==== Provided data ====

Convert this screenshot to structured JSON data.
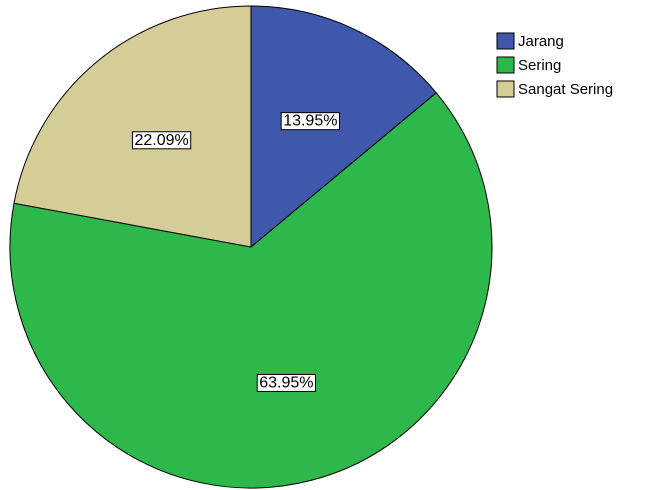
{
  "chart_data": {
    "type": "pie",
    "categories": [
      "Jarang",
      "Sering",
      "Sangat Sering"
    ],
    "values": [
      13.95,
      63.95,
      22.09
    ],
    "value_labels": [
      "13.95%",
      "63.95%",
      "22.09%"
    ],
    "colors": [
      "#3e58ac",
      "#2eb84b",
      "#d5cd98"
    ],
    "legend": "top-right"
  }
}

====

● **What the task asks**
Without including any pictures, print all of the material exactly as given.

● **Response below**
Convert this screenshot to structured JSON data.
{
  "chart_data": {
    "type": "pie",
    "categories": [
      "Jarang",
      "Sering",
      "Sangat Sering"
    ],
    "values": [
      13.95,
      63.95,
      22.09
    ],
    "value_labels": [
      "13.95%",
      "63.95%",
      "22.09%"
    ],
    "colors": [
      "#3e58ac",
      "#2eb84b",
      "#d5cd98"
    ],
    "legend": "top-right"
  }
}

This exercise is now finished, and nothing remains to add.